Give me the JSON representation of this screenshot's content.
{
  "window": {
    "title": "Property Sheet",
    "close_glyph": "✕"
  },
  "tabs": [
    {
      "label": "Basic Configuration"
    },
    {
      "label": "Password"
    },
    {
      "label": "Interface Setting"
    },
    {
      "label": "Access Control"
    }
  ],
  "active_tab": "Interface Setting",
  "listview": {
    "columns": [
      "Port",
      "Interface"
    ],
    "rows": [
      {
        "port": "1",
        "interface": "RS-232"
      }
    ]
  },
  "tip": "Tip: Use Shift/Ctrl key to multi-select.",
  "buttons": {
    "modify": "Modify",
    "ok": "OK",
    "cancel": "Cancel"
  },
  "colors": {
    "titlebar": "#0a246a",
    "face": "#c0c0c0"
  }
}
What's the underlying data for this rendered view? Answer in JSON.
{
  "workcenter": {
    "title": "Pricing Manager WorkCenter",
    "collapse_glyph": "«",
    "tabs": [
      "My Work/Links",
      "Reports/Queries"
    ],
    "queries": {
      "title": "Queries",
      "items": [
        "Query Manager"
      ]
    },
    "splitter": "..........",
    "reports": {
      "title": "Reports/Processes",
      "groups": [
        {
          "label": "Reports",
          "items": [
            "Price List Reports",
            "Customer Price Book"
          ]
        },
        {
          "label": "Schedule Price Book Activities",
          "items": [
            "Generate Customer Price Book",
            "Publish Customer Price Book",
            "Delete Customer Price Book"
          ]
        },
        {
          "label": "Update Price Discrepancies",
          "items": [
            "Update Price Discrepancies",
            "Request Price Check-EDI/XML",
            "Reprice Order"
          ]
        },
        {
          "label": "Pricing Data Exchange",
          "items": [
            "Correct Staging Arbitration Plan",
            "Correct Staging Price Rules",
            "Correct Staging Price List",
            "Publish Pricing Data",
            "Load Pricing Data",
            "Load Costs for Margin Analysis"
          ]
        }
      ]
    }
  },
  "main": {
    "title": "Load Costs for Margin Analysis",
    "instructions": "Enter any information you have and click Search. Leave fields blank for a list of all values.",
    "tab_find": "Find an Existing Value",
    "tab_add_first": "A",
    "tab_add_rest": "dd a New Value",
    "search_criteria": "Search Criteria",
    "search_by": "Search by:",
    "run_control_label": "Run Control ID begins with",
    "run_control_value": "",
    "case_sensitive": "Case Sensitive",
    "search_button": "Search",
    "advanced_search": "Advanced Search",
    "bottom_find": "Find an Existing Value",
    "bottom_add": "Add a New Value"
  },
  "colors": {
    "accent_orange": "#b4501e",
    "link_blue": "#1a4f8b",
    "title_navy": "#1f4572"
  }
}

++++++++++

Goal:
Reproduce all of the material above word for word.

The output:
Give me the JSON representation of this screenshot's content.
{
  "window": {
    "title": "Property Sheet",
    "close_glyph": "✕"
  },
  "tabs": [
    {
      "label": "Basic Configuration"
    },
    {
      "label": "Password"
    },
    {
      "label": "Interface Setting"
    },
    {
      "label": "Access Control"
    }
  ],
  "active_tab": "Interface Setting",
  "listview": {
    "columns": [
      "Port",
      "Interface"
    ],
    "rows": [
      {
        "port": "1",
        "interface": "RS-232"
      }
    ]
  },
  "tip": "Tip: Use Shift/Ctrl key to multi-select.",
  "buttons": {
    "modify": "Modify",
    "ok": "OK",
    "cancel": "Cancel"
  },
  "colors": {
    "titlebar": "#0a246a",
    "face": "#c0c0c0"
  }
}
What's the underlying data for this rendered view? Answer in JSON.
{
  "workcenter": {
    "title": "Pricing Manager WorkCenter",
    "collapse_glyph": "«",
    "tabs": [
      "My Work/Links",
      "Reports/Queries"
    ],
    "queries": {
      "title": "Queries",
      "items": [
        "Query Manager"
      ]
    },
    "splitter": "..........",
    "reports": {
      "title": "Reports/Processes",
      "groups": [
        {
          "label": "Reports",
          "items": [
            "Price List Reports",
            "Customer Price Book"
          ]
        },
        {
          "label": "Schedule Price Book Activities",
          "items": [
            "Generate Customer Price Book",
            "Publish Customer Price Book",
            "Delete Customer Price Book"
          ]
        },
        {
          "label": "Update Price Discrepancies",
          "items": [
            "Update Price Discrepancies",
            "Request Price Check-EDI/XML",
            "Reprice Order"
          ]
        },
        {
          "label": "Pricing Data Exchange",
          "items": [
            "Correct Staging Arbitration Plan",
            "Correct Staging Price Rules",
            "Correct Staging Price List",
            "Publish Pricing Data",
            "Load Pricing Data",
            "Load Costs for Margin Analysis"
          ]
        }
      ]
    }
  },
  "main": {
    "title": "Load Costs for Margin Analysis",
    "instructions": "Enter any information you have and click Search. Leave fields blank for a list of all values.",
    "tab_find": "Find an Existing Value",
    "tab_add_first": "A",
    "tab_add_rest": "dd a New Value",
    "search_criteria": "Search Criteria",
    "search_by": "Search by:",
    "run_control_label": "Run Control ID begins with",
    "run_control_value": "",
    "case_sensitive": "Case Sensitive",
    "search_button": "Search",
    "advanced_search": "Advanced Search",
    "bottom_find": "Find an Existing Value",
    "bottom_add": "Add a New Value"
  },
  "colors": {
    "accent_orange": "#b4501e",
    "link_blue": "#1a4f8b",
    "title_navy": "#1f4572"
  }
}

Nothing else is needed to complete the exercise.